[START Dataset]

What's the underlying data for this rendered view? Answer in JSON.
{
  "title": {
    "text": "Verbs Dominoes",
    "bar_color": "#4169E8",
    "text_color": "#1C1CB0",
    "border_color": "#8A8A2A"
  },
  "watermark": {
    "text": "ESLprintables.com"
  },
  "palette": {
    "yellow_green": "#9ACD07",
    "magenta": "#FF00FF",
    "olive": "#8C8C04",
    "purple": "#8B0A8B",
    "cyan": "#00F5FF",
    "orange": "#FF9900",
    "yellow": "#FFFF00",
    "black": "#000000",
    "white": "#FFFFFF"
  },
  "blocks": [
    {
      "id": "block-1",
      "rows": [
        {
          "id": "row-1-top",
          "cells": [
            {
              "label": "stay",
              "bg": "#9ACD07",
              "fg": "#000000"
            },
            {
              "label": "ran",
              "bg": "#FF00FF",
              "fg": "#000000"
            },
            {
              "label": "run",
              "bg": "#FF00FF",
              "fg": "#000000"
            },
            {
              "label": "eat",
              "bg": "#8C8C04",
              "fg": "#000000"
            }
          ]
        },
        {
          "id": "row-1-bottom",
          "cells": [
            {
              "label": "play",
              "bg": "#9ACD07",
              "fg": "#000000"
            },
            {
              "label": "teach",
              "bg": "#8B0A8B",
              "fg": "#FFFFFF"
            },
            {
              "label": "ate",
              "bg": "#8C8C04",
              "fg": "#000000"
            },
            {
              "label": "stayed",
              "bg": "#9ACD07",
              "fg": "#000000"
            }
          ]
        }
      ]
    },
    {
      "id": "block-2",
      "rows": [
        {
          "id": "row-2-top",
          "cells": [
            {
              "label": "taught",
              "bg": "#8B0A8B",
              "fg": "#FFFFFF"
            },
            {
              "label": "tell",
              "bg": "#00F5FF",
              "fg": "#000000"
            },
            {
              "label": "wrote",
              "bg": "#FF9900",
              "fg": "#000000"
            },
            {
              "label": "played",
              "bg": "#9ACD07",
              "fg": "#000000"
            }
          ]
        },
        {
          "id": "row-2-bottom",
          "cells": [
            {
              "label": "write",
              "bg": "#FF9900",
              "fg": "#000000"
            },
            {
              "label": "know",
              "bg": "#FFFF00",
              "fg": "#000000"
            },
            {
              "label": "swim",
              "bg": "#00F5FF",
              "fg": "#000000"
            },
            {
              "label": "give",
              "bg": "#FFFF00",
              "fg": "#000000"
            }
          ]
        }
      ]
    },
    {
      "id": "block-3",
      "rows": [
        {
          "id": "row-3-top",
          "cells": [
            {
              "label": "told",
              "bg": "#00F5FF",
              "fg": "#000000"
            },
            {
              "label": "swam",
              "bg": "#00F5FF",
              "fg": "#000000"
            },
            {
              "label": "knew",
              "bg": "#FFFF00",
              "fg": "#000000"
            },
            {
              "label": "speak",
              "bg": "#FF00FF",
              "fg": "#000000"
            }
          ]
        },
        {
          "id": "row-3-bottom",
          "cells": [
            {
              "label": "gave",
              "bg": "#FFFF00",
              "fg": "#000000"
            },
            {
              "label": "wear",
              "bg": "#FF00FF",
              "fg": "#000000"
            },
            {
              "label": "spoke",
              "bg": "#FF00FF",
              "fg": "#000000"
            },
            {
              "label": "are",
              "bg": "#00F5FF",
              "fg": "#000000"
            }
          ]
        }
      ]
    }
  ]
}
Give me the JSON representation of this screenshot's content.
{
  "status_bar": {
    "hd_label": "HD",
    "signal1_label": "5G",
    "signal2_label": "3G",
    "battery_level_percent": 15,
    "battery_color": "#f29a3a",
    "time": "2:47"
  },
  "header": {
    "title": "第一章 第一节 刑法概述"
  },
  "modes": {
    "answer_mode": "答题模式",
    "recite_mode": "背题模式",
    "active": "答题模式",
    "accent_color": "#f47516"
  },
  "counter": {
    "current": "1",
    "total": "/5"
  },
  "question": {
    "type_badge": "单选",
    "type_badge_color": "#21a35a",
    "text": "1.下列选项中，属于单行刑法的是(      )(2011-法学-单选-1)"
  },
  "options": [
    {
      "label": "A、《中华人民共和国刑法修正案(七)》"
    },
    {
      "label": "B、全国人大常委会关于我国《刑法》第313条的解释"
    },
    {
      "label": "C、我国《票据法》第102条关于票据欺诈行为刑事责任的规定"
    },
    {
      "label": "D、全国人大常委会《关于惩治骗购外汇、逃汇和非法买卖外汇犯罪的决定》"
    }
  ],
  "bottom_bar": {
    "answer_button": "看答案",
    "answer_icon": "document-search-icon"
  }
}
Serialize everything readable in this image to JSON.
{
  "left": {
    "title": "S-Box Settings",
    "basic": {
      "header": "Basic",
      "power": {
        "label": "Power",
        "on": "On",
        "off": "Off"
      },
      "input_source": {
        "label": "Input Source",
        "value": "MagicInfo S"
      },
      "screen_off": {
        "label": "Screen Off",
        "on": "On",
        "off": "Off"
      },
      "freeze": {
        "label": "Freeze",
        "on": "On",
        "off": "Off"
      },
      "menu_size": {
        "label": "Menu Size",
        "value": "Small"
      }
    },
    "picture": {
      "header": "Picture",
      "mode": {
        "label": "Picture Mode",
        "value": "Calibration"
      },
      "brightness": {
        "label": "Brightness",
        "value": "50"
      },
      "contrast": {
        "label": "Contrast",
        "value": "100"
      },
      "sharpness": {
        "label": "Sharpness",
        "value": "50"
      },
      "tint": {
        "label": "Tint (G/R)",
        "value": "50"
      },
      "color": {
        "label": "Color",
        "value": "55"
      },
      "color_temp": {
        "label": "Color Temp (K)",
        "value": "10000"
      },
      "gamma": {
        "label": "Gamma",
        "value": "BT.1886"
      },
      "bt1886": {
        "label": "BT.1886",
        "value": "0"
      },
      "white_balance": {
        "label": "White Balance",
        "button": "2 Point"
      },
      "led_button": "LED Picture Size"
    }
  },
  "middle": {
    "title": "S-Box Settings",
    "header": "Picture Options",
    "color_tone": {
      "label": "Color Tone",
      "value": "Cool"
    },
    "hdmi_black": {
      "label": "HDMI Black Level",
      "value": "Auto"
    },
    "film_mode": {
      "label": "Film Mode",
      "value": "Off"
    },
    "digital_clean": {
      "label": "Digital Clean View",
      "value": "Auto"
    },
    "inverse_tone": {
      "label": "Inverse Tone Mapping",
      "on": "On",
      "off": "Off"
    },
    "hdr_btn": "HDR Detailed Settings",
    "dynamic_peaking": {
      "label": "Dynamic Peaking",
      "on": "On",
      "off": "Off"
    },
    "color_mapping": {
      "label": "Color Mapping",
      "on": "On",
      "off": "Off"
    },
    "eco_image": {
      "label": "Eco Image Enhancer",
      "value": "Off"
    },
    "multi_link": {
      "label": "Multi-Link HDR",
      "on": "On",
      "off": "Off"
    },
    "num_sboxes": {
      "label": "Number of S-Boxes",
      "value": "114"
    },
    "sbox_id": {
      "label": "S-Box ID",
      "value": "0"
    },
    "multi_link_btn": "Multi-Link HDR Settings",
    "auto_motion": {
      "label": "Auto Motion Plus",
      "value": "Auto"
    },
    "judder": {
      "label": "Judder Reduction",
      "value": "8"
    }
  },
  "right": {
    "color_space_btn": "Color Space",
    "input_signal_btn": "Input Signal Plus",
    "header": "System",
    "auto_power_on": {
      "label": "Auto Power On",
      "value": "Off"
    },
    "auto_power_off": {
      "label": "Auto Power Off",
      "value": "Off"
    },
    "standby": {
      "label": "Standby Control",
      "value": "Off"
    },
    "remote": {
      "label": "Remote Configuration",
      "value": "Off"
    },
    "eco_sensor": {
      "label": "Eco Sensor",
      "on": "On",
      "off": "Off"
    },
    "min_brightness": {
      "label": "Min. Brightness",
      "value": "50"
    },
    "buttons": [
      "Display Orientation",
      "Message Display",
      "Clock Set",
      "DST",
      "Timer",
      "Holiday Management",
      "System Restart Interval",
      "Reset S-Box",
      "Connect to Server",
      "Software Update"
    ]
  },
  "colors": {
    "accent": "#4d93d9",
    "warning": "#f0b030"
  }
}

[END Dataset]

### The request:
Using the listing above, pick out each line that contains the word "header", then copy it.

### Response to the exercise:
  "header": {
      "header": "Basic",
      "header": "Picture",
    "header": "Picture Options",
    "header": "System",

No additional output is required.